● STATED GOAL:
Check each line of the records below for the word "klávesnice" and copy those where it appears.

● RECORD LIST:
──────

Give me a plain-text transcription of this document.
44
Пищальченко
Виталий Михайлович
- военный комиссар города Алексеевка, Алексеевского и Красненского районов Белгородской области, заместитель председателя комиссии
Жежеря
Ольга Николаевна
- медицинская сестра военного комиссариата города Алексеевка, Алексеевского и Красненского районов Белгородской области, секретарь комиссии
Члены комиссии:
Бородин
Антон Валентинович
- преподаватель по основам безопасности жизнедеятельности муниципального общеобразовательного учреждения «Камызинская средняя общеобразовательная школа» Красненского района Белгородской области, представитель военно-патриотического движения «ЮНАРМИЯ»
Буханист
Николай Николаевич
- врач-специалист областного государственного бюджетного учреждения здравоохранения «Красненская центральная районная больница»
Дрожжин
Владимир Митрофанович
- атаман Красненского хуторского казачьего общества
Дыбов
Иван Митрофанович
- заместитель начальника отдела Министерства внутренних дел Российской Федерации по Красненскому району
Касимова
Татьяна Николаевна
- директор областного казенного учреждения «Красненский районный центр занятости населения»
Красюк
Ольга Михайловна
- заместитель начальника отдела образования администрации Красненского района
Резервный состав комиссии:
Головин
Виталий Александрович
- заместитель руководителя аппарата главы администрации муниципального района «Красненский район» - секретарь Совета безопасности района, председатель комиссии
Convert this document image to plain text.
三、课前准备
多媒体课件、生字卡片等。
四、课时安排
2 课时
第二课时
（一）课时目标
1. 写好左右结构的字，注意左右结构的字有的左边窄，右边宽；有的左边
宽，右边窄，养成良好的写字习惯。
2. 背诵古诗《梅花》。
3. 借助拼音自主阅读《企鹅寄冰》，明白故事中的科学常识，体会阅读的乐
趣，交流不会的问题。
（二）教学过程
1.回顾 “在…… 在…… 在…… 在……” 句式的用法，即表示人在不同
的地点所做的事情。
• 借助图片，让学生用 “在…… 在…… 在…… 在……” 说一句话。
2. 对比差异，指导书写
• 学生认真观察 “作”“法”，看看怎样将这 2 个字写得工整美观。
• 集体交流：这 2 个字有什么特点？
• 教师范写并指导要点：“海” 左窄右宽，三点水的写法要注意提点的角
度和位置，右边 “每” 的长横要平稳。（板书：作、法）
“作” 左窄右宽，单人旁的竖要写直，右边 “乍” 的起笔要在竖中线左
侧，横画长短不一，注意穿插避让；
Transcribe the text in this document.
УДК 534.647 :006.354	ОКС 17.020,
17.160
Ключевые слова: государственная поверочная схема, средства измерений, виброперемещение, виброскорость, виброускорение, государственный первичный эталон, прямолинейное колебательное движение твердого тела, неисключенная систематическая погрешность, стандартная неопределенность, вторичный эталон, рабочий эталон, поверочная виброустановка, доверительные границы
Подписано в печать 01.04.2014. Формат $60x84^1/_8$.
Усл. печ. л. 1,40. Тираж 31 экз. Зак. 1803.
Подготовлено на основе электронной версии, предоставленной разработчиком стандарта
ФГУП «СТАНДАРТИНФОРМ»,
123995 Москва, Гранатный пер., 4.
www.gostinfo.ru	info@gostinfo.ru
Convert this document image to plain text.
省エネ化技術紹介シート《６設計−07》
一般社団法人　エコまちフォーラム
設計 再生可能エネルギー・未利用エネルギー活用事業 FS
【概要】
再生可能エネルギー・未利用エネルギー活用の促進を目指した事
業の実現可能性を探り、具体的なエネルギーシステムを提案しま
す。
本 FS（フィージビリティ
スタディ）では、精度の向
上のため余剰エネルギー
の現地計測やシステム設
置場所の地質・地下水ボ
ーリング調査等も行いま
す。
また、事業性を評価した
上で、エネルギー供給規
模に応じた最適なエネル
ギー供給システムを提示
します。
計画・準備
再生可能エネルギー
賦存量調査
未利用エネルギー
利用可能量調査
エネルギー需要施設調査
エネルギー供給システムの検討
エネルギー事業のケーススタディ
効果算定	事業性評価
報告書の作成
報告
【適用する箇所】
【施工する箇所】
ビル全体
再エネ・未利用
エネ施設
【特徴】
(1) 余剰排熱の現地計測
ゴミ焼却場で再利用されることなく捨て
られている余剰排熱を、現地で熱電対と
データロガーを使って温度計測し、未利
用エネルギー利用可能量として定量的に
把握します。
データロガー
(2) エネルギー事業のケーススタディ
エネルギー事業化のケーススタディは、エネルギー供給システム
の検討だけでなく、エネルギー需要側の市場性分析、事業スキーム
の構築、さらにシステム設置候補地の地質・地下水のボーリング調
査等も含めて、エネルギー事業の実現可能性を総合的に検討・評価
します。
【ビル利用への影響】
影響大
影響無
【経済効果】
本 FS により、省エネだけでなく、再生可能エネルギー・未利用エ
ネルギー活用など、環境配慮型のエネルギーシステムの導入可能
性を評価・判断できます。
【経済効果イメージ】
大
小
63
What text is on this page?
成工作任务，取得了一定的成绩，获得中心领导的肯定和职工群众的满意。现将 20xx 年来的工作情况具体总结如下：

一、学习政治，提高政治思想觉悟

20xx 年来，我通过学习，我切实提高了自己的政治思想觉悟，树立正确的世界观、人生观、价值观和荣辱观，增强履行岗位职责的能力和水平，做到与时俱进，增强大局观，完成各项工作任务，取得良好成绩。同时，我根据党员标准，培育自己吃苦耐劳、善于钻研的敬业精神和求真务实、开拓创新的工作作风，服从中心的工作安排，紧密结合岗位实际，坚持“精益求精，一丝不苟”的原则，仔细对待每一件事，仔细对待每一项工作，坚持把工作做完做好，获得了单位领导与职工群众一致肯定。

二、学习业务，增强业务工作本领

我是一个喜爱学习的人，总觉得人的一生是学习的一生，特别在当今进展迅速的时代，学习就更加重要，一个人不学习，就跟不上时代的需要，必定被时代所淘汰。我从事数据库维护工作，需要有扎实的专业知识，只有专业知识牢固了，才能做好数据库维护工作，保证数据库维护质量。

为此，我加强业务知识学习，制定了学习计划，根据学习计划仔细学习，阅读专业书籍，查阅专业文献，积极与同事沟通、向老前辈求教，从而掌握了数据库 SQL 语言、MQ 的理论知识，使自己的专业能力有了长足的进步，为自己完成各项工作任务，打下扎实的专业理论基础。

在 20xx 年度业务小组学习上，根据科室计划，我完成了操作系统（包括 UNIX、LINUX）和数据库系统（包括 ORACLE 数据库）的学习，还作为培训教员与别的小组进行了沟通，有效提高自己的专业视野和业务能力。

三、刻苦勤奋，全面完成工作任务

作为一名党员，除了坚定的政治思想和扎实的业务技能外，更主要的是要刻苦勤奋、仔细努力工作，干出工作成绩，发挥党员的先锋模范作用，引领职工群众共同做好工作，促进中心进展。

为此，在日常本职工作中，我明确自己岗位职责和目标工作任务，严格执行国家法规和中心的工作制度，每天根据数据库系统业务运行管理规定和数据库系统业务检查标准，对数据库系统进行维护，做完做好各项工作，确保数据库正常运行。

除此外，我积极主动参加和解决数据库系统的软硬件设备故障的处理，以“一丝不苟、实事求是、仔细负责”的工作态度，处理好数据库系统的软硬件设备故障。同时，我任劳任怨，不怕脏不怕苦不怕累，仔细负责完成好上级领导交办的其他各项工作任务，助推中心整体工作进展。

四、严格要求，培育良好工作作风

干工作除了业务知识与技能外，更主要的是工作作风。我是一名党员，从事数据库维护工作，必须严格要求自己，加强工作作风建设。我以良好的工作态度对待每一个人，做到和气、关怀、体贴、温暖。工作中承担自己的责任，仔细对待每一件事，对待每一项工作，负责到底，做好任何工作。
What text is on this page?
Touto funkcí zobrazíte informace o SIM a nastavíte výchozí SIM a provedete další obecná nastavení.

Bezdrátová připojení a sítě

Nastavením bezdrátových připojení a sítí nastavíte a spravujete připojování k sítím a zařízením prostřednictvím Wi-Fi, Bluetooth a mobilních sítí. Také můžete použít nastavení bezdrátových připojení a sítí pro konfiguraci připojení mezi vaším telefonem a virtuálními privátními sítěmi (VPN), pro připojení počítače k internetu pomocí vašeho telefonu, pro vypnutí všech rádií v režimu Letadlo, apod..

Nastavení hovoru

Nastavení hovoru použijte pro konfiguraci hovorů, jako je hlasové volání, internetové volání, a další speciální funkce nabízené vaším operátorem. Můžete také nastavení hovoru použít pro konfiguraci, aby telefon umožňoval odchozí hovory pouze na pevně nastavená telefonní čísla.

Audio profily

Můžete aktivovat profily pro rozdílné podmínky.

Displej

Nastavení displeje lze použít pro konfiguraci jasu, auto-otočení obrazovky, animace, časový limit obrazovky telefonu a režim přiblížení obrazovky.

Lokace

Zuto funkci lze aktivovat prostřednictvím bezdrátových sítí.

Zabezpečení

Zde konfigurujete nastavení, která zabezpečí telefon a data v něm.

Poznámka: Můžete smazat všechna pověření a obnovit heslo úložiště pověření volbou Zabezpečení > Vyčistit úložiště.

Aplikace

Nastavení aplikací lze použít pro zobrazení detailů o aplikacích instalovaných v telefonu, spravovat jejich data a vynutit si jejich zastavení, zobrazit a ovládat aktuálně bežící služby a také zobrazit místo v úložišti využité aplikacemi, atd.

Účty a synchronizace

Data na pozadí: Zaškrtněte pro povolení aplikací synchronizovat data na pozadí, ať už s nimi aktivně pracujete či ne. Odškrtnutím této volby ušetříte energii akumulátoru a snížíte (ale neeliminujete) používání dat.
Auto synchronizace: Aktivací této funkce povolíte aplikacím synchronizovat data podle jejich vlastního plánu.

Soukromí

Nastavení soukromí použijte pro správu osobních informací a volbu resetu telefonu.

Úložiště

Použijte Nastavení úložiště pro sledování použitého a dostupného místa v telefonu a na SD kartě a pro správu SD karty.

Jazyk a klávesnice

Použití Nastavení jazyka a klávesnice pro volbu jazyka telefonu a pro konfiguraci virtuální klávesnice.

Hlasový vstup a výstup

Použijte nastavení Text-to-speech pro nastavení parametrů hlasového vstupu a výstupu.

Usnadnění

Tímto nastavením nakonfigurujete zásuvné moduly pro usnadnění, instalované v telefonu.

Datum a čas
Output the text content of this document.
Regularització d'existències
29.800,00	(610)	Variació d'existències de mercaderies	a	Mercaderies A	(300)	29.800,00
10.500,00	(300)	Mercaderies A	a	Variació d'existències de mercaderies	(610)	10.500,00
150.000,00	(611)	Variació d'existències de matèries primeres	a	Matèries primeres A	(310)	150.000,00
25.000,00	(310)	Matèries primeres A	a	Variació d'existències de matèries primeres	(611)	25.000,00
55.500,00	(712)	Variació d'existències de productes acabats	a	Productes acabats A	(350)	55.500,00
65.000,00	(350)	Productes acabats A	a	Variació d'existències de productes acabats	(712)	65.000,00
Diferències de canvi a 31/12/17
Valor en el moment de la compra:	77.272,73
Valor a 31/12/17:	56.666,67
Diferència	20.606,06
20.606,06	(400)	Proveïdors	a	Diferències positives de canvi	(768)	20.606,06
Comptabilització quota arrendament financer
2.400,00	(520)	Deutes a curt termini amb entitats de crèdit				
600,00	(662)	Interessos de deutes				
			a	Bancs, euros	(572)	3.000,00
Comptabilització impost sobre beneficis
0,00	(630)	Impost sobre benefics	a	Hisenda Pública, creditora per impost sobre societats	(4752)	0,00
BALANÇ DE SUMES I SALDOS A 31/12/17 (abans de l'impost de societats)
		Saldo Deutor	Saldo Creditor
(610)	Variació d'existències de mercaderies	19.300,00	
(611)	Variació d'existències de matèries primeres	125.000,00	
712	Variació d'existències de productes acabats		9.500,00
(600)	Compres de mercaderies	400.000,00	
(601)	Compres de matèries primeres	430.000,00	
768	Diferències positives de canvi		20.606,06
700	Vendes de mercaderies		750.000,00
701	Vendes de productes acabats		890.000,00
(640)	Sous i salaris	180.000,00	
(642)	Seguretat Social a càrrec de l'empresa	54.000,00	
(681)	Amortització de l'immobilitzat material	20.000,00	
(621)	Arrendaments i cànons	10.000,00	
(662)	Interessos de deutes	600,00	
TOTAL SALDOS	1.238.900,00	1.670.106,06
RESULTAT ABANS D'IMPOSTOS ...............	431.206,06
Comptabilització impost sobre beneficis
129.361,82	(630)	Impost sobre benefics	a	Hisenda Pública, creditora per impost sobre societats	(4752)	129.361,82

──────

● ANSWER TO THE TASK:
Jazyk a klávesnice
Použití Nastavení jazyka a klávesnice pro volbu jazyka telefonu a pro konfiguraci virtuální klávesnice.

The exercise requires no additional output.